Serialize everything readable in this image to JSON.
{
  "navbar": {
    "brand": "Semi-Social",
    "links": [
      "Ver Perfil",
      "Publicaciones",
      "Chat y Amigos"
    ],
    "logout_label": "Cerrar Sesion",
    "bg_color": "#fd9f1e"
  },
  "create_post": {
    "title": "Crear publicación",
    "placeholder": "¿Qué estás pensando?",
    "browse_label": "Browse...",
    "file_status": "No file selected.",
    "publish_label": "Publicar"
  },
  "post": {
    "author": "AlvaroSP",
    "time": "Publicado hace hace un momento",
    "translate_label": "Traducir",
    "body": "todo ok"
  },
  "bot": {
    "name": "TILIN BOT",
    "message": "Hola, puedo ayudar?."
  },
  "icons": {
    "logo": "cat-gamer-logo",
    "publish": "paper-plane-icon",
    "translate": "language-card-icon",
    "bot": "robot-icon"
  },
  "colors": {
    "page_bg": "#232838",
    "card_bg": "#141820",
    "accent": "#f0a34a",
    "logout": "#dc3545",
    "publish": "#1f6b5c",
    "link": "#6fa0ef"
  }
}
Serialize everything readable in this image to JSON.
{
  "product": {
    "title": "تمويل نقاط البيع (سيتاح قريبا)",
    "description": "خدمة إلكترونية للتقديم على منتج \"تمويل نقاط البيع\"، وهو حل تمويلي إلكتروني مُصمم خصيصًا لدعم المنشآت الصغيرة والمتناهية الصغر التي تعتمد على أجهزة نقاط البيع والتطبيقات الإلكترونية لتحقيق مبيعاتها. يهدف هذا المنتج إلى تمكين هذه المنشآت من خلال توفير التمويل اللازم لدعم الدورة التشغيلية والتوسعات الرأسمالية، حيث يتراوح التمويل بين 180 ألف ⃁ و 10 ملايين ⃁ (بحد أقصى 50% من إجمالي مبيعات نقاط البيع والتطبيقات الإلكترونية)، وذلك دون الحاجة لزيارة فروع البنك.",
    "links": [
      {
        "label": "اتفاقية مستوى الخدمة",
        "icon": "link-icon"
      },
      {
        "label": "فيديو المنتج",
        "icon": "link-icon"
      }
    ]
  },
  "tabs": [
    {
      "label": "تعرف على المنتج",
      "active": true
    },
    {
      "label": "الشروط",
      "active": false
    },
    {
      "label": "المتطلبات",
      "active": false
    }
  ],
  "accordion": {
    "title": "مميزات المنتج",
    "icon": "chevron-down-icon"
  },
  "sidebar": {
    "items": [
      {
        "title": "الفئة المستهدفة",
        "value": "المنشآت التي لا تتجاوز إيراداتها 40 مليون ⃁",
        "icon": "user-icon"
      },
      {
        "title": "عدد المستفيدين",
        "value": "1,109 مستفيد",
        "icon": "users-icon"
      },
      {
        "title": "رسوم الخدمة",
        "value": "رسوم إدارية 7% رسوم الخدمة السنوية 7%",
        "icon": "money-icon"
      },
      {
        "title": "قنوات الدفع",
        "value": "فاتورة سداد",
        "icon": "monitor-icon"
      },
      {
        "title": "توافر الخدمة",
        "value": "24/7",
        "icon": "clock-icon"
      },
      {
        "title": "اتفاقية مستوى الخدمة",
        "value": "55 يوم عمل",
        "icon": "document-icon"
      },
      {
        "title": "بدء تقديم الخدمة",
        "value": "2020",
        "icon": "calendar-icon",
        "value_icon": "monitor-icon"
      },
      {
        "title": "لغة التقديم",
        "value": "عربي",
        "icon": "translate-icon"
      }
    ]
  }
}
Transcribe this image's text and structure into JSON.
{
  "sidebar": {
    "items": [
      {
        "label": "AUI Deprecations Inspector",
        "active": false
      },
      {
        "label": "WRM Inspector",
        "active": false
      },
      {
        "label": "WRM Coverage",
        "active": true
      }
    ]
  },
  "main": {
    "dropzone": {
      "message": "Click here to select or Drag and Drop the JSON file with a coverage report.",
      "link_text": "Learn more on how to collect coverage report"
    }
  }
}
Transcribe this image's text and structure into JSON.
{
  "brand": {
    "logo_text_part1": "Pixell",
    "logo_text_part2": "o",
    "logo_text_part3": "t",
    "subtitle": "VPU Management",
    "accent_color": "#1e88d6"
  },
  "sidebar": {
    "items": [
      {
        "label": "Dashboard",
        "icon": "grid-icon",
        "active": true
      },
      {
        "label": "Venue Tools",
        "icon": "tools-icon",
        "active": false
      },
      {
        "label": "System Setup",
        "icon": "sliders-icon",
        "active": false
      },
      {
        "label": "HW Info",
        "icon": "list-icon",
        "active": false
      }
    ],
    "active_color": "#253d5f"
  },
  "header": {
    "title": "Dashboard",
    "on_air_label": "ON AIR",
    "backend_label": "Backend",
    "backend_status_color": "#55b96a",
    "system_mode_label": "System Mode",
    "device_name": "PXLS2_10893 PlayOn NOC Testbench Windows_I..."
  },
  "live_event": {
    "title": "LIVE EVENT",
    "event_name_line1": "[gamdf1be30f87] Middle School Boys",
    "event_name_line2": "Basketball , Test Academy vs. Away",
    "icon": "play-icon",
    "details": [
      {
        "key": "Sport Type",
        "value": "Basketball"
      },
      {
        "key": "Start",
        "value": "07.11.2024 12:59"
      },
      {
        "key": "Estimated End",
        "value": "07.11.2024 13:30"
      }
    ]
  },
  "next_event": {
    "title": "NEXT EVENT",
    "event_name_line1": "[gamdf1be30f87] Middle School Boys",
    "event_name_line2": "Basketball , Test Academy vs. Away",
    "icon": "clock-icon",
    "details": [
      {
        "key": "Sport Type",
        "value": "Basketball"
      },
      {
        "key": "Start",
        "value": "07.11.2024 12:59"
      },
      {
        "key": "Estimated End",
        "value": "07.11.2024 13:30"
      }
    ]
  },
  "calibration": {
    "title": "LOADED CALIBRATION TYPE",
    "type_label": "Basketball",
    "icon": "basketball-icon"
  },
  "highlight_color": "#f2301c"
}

:::

*TASK*:
Write out the entries above word for word.

*EXERCISE SOLUTION*:
Serialize everything readable in this image to JSON.
{
  "navbar": {
    "brand": "Semi-Social",
    "links": [
      "Ver Perfil",
      "Publicaciones",
      "Chat y Amigos"
    ],
    "logout_label": "Cerrar Sesion",
    "bg_color": "#fd9f1e"
  },
  "create_post": {
    "title": "Crear publicación",
    "placeholder": "¿Qué estás pensando?",
    "browse_label": "Browse...",
    "file_status": "No file selected.",
    "publish_label": "Publicar"
  },
  "post": {
    "author": "AlvaroSP",
    "time": "Publicado hace hace un momento",
    "translate_label": "Traducir",
    "body": "todo ok"
  },
  "bot": {
    "name": "TILIN BOT",
    "message": "Hola, puedo ayudar?."
  },
  "icons": {
    "logo": "cat-gamer-logo",
    "publish": "paper-plane-icon",
    "translate": "language-card-icon",
    "bot": "robot-icon"
  },
  "colors": {
    "page_bg": "#232838",
    "card_bg": "#141820",
    "accent": "#f0a34a",
    "logout": "#dc3545",
    "publish": "#1f6b5c",
    "link": "#6fa0ef"
  }
}
Serialize everything readable in this image to JSON.
{
  "product": {
    "title": "تمويل نقاط البيع (سيتاح قريبا)",
    "description": "خدمة إلكترونية للتقديم على منتج \"تمويل نقاط البيع\"، وهو حل تمويلي إلكتروني مُصمم خصيصًا لدعم المنشآت الصغيرة والمتناهية الصغر التي تعتمد على أجهزة نقاط البيع والتطبيقات الإلكترونية لتحقيق مبيعاتها. يهدف هذا المنتج إلى تمكين هذه المنشآت من خلال توفير التمويل اللازم لدعم الدورة التشغيلية والتوسعات الرأسمالية، حيث يتراوح التمويل بين 180 ألف ⃁ و 10 ملايين ⃁ (بحد أقصى 50% من إجمالي مبيعات نقاط البيع والتطبيقات الإلكترونية)، وذلك دون الحاجة لزيارة فروع البنك.",
    "links": [
      {
        "label": "اتفاقية مستوى الخدمة",
        "icon": "link-icon"
      },
      {
        "label": "فيديو المنتج",
        "icon": "link-icon"
      }
    ]
  },
  "tabs": [
    {
      "label": "تعرف على المنتج",
      "active": true
    },
    {
      "label": "الشروط",
      "active": false
    },
    {
      "label": "المتطلبات",
      "active": false
    }
  ],
  "accordion": {
    "title": "مميزات المنتج",
    "icon": "chevron-down-icon"
  },
  "sidebar": {
    "items": [
      {
        "title": "الفئة المستهدفة",
        "value": "المنشآت التي لا تتجاوز إيراداتها 40 مليون ⃁",
        "icon": "user-icon"
      },
      {
        "title": "عدد المستفيدين",
        "value": "1,109 مستفيد",
        "icon": "users-icon"
      },
      {
        "title": "رسوم الخدمة",
        "value": "رسوم إدارية 7% رسوم الخدمة السنوية 7%",
        "icon": "money-icon"
      },
      {
        "title": "قنوات الدفع",
        "value": "فاتورة سداد",
        "icon": "monitor-icon"
      },
      {
        "title": "توافر الخدمة",
        "value": "24/7",
        "icon": "clock-icon"
      },
      {
        "title": "اتفاقية مستوى الخدمة",
        "value": "55 يوم عمل",
        "icon": "document-icon"
      },
      {
        "title": "بدء تقديم الخدمة",
        "value": "2020",
        "icon": "calendar-icon",
        "value_icon": "monitor-icon"
      },
      {
        "title": "لغة التقديم",
        "value": "عربي",
        "icon": "translate-icon"
      }
    ]
  }
}
Transcribe this image's text and structure into JSON.
{
  "sidebar": {
    "items": [
      {
        "label": "AUI Deprecations Inspector",
        "active": false
      },
      {
        "label": "WRM Inspector",
        "active": false
      },
      {
        "label": "WRM Coverage",
        "active": true
      }
    ]
  },
  "main": {
    "dropzone": {
      "message": "Click here to select or Drag and Drop the JSON file with a coverage report.",
      "link_text": "Learn more on how to collect coverage report"
    }
  }
}
Transcribe this image's text and structure into JSON.
{
  "brand": {
    "logo_text_part1": "Pixell",
    "logo_text_part2": "o",
    "logo_text_part3": "t",
    "subtitle": "VPU Management",
    "accent_color": "#1e88d6"
  },
  "sidebar": {
    "items": [
      {
        "label": "Dashboard",
        "icon": "grid-icon",
        "active": true
      },
      {
        "label": "Venue Tools",
        "icon": "tools-icon",
        "active": false
      },
      {
        "label": "System Setup",
        "icon": "sliders-icon",
        "active": false
      },
      {
        "label": "HW Info",
        "icon": "list-icon",
        "active": false
      }
    ],
    "active_color": "#253d5f"
  },
  "header": {
    "title": "Dashboard",
    "on_air_label": "ON AIR",
    "backend_label": "Backend",
    "backend_status_color": "#55b96a",
    "system_mode_label": "System Mode",
    "device_name": "PXLS2_10893 PlayOn NOC Testbench Windows_I..."
  },
  "live_event": {
    "title": "LIVE EVENT",
    "event_name_line1": "[gamdf1be30f87] Middle School Boys",
    "event_name_line2": "Basketball , Test Academy vs. Away",
    "icon": "play-icon",
    "details": [
      {
        "key": "Sport Type",
        "value": "Basketball"
      },
      {
        "key": "Start",
        "value": "07.11.2024 12:59"
      },
      {
        "key": "Estimated End",
        "value": "07.11.2024 13:30"
      }
    ]
  },
  "next_event": {
    "title": "NEXT EVENT",
    "event_name_line1": "[gamdf1be30f87] Middle School Boys",
    "event_name_line2": "Basketball , Test Academy vs. Away",
    "icon": "clock-icon",
    "details": [
      {
        "key": "Sport Type",
        "value": "Basketball"
      },
      {
        "key": "Start",
        "value": "07.11.2024 12:59"
      },
      {
        "key": "Estimated End",
        "value": "07.11.2024 13:30"
      }
    ]
  },
  "calibration": {
    "title": "LOADED CALIBRATION TYPE",
    "type_label": "Basketball",
    "icon": "basketball-icon"
  },
  "highlight_color": "#f2301c"
}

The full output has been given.